◆ Goal ◆
Copy the records below exactly as they appear.

◆ Material to process ◆
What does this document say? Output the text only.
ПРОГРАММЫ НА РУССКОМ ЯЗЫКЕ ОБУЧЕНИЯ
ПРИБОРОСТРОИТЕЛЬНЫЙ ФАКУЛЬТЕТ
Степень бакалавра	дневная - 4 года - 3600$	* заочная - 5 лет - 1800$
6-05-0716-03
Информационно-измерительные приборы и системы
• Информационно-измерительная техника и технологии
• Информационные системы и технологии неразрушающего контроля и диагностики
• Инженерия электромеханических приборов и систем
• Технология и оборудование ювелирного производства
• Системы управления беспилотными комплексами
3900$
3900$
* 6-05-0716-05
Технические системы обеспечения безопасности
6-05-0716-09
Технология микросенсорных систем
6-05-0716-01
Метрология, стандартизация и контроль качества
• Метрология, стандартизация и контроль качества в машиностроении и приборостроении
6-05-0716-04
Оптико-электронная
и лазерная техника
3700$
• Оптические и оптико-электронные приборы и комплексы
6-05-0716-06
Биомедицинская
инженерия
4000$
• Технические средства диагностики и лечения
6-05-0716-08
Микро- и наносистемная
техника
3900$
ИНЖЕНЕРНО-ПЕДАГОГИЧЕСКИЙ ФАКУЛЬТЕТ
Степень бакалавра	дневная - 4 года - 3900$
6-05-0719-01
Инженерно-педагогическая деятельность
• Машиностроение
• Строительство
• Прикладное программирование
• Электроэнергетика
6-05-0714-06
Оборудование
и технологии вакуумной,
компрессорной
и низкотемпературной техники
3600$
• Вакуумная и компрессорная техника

◆ Response ◆
What does this document say? Output the text only.
ПРОГРАММЫ НА РУССКОМ ЯЗЫКЕ ОБУЧЕНИЯ
ПРИБОРОСТРОИТЕЛЬНЫЙ ФАКУЛЬТЕТ
Степень бакалавра	дневная - 4 года - 3600$	* заочная - 5 лет - 1800$
6-05-0716-03
Информационно-измерительные приборы и системы
• Информационно-измерительная техника и технологии
• Информационные системы и технологии неразрушающего контроля и диагностики
• Инженерия электромеханических приборов и систем
• Технология и оборудование ювелирного производства
• Системы управления беспилотными комплексами
3900$
3900$
* 6-05-0716-05
Технические системы обеспечения безопасности
6-05-0716-09
Технология микросенсорных систем
6-05-0716-01
Метрология, стандартизация и контроль качества
• Метрология, стандартизация и контроль качества в машиностроении и приборостроении
6-05-0716-04
Оптико-электронная
и лазерная техника
3700$
• Оптические и оптико-электронные приборы и комплексы
6-05-0716-06
Биомедицинская
инженерия
4000$
• Технические средства диагностики и лечения
6-05-0716-08
Микро- и наносистемная
техника
3900$
ИНЖЕНЕРНО-ПЕДАГОГИЧЕСКИЙ ФАКУЛЬТЕТ
Степень бакалавра	дневная - 4 года - 3900$
6-05-0719-01
Инженерно-педагогическая деятельность
• Машиностроение
• Строительство
• Прикладное программирование
• Электроэнергетика
6-05-0714-06
Оборудование
и технологии вакуумной,
компрессорной
и низкотемпературной техники
3600$
• Вакуумная и компрессорная техника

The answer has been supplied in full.